*** Data for the task Section Begins ***
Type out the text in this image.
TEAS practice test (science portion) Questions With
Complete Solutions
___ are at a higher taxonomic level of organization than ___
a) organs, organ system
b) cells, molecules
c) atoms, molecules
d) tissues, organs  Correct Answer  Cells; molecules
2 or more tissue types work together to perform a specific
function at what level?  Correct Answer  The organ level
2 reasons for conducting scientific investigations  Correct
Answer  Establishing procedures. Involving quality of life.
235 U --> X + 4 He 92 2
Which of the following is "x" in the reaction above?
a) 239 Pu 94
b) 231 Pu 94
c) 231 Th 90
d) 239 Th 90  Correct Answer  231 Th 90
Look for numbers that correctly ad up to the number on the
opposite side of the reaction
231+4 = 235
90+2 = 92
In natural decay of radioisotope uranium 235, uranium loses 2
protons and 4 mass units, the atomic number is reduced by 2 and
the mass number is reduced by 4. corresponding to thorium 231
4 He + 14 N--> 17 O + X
*** Data for the task Section Ends ***
» Work instruction
For each line of the entries that includes "reaction", show that line.

» Solution
Which of the following is "x" in the reaction above?
opposite side of the reaction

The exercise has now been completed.